--- start DATA SUPPLIED ---
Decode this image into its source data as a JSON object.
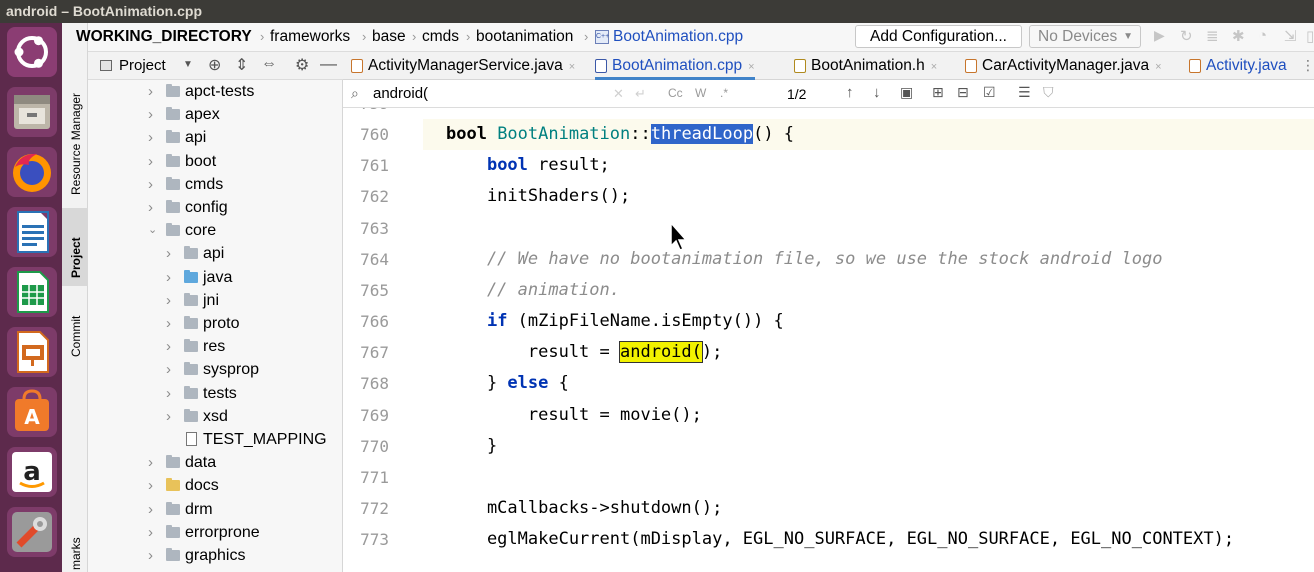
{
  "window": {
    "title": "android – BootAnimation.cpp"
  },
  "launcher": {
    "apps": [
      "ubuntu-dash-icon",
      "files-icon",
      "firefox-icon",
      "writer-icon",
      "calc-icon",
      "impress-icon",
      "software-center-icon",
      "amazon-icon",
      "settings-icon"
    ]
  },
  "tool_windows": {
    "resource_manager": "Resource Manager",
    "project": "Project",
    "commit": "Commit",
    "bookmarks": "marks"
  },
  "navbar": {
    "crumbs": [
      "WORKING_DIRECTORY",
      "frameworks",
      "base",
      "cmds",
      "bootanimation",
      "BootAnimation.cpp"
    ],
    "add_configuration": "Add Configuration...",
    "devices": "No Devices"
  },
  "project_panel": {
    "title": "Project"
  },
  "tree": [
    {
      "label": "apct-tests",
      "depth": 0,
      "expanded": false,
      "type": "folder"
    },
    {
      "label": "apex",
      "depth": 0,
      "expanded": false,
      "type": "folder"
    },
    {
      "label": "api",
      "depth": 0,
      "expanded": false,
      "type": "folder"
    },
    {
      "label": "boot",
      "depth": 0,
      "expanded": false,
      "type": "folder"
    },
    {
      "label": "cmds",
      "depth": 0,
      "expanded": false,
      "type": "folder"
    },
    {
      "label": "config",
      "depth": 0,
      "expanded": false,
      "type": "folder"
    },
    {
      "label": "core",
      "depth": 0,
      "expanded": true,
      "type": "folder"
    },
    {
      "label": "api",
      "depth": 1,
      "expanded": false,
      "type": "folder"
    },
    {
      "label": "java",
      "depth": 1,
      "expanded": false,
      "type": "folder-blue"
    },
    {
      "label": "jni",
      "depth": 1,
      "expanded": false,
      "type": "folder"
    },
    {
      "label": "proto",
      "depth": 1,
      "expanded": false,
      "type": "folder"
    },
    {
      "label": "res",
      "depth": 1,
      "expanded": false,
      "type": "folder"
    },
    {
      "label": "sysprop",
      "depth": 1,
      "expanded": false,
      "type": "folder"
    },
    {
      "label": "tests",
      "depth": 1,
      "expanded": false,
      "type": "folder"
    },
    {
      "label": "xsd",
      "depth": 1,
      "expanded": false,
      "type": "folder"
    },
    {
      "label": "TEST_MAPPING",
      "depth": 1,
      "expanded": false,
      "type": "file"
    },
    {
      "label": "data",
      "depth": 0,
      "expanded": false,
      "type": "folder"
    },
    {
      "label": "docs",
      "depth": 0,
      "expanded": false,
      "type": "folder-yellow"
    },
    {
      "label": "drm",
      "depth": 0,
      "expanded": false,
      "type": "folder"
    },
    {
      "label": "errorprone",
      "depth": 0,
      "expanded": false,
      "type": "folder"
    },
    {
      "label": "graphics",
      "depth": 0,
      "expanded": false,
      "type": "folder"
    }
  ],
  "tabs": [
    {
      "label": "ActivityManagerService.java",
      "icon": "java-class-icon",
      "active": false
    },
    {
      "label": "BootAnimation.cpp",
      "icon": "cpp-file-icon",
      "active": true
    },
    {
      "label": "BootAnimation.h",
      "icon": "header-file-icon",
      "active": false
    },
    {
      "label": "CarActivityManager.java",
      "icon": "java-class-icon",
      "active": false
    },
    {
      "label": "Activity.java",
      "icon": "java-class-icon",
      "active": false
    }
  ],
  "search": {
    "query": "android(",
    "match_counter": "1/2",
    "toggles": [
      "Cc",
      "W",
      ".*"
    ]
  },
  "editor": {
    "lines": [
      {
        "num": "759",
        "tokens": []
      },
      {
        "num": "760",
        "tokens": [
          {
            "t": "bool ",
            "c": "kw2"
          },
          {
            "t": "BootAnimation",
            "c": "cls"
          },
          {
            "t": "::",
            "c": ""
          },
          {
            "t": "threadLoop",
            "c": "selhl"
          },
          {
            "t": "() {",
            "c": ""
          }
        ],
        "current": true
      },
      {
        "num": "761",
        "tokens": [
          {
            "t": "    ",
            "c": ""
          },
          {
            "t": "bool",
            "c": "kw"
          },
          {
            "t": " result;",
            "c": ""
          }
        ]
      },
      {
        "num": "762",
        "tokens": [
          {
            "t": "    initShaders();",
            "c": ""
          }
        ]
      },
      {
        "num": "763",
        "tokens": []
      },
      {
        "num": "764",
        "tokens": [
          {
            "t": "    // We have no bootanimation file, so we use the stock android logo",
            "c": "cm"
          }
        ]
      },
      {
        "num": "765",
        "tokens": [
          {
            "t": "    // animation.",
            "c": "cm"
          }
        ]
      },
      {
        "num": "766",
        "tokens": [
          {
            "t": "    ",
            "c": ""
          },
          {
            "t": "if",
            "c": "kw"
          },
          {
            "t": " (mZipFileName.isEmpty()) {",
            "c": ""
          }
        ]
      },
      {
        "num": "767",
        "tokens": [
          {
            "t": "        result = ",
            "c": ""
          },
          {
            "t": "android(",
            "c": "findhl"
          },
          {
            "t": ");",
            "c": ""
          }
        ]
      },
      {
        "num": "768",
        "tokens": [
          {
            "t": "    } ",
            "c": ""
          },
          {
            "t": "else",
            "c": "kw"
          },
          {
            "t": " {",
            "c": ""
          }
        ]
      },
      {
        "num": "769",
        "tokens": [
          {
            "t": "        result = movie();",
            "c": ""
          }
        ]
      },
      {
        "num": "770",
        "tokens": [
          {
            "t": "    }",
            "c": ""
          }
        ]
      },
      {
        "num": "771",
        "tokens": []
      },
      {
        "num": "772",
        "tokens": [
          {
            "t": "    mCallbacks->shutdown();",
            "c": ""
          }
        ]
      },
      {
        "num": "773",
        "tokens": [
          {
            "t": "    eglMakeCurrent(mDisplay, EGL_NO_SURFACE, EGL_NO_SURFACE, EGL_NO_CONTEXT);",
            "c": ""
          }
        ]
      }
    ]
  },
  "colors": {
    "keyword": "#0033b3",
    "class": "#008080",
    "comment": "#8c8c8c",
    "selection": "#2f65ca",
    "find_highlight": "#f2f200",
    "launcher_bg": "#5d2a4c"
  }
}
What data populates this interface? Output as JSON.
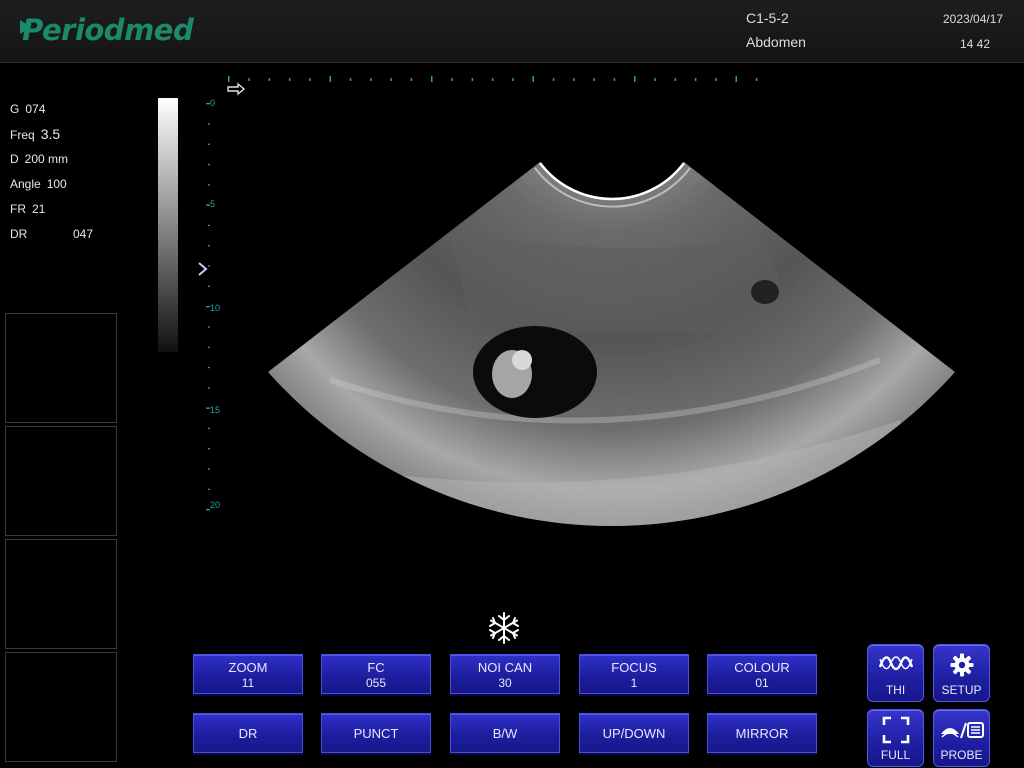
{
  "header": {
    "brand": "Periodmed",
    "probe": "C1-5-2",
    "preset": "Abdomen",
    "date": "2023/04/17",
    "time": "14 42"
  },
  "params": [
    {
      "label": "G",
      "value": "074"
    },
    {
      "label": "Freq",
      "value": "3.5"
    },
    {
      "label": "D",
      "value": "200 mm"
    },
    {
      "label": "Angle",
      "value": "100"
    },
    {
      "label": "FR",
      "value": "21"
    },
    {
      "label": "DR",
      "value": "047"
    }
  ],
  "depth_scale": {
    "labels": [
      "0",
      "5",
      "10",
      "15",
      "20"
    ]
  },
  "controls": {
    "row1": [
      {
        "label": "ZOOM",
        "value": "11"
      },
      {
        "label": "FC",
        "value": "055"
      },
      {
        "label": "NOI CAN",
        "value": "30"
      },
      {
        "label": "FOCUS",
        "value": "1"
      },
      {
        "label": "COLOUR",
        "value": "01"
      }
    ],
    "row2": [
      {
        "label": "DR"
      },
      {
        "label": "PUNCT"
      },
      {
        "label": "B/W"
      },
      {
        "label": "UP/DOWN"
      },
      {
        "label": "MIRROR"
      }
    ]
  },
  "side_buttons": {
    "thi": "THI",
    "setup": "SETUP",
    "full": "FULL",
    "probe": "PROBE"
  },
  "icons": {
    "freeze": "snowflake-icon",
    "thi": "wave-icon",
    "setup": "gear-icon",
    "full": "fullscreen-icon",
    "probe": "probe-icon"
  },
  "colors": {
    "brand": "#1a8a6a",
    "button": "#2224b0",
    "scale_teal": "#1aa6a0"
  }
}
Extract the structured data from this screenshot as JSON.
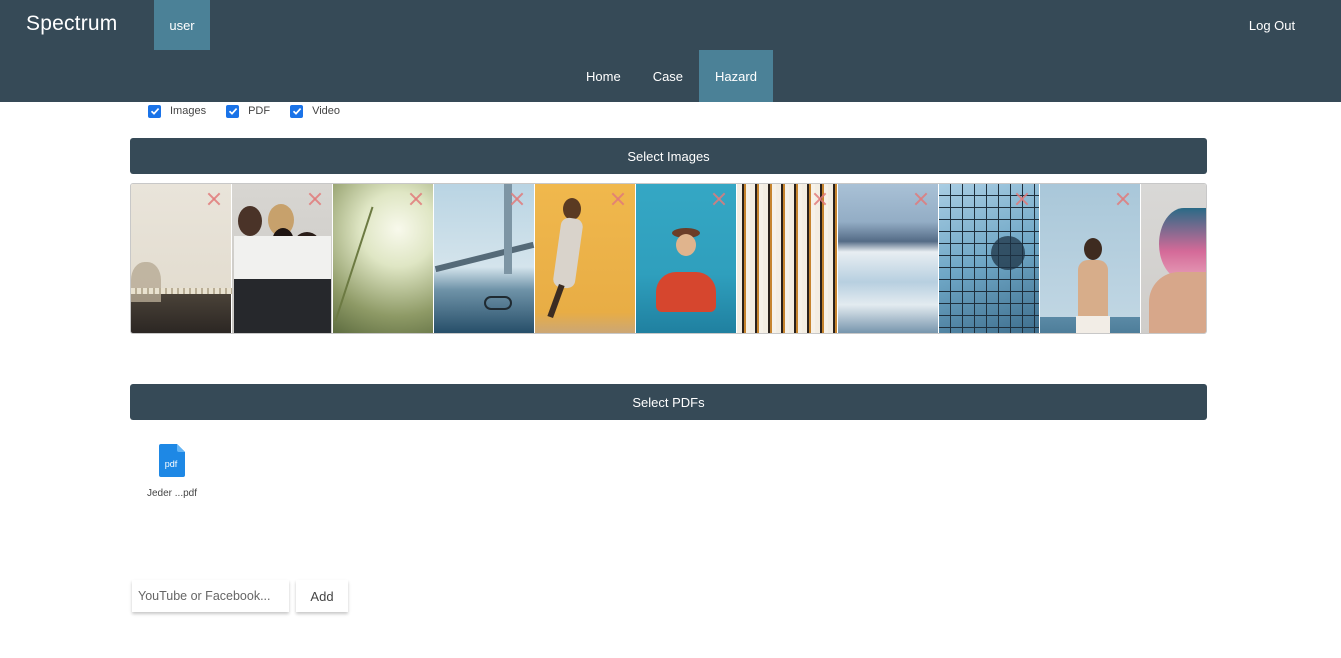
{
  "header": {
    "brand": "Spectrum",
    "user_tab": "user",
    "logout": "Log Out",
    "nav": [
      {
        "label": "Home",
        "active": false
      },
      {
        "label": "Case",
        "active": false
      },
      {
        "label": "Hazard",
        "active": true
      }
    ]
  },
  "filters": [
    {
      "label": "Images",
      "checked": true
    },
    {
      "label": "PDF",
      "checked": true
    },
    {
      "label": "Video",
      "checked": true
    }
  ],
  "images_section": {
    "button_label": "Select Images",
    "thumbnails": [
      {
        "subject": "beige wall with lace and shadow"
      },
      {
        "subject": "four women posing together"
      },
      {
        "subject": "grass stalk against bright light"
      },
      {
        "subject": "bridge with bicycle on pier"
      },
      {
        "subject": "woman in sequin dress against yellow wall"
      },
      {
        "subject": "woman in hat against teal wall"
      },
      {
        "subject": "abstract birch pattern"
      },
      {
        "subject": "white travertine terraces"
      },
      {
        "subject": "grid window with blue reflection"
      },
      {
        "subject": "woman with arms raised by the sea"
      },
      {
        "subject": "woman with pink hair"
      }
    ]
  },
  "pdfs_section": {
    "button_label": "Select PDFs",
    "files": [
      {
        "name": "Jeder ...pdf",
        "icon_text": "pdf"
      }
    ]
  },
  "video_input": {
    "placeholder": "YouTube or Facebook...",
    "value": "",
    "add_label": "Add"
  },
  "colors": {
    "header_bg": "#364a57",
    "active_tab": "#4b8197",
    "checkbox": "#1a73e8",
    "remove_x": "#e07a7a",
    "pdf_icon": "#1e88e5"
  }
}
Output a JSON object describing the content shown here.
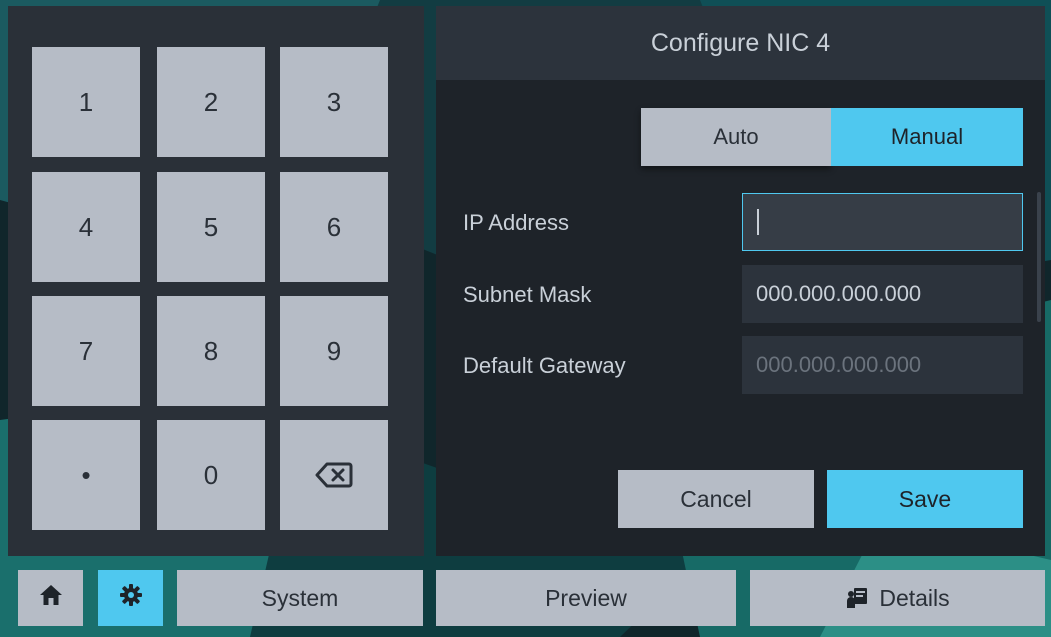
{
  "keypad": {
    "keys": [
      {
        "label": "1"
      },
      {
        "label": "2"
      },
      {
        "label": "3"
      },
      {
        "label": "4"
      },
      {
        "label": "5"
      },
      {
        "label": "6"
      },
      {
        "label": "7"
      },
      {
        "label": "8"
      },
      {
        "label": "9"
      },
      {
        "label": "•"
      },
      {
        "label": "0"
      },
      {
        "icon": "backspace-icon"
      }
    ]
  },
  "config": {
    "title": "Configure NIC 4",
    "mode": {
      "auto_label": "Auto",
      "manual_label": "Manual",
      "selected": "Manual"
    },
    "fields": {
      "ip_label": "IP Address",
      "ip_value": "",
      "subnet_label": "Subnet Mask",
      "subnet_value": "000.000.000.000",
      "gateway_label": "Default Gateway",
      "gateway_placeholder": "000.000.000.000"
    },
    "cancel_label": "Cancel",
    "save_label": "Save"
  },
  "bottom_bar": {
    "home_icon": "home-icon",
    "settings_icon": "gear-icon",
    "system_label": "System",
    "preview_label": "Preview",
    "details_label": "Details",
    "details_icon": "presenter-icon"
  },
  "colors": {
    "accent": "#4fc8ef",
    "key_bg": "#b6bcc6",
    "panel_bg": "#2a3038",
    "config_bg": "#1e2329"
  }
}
--- end DATA SUPPLIED ---
- [EXERCISE DIRECTIONS] Go through the entries above and pull out each line with "Manual" in it.

- [OUTPUT OF THE EXERCISE]
      "manual_label": "Manual",
      "selected": "Manual"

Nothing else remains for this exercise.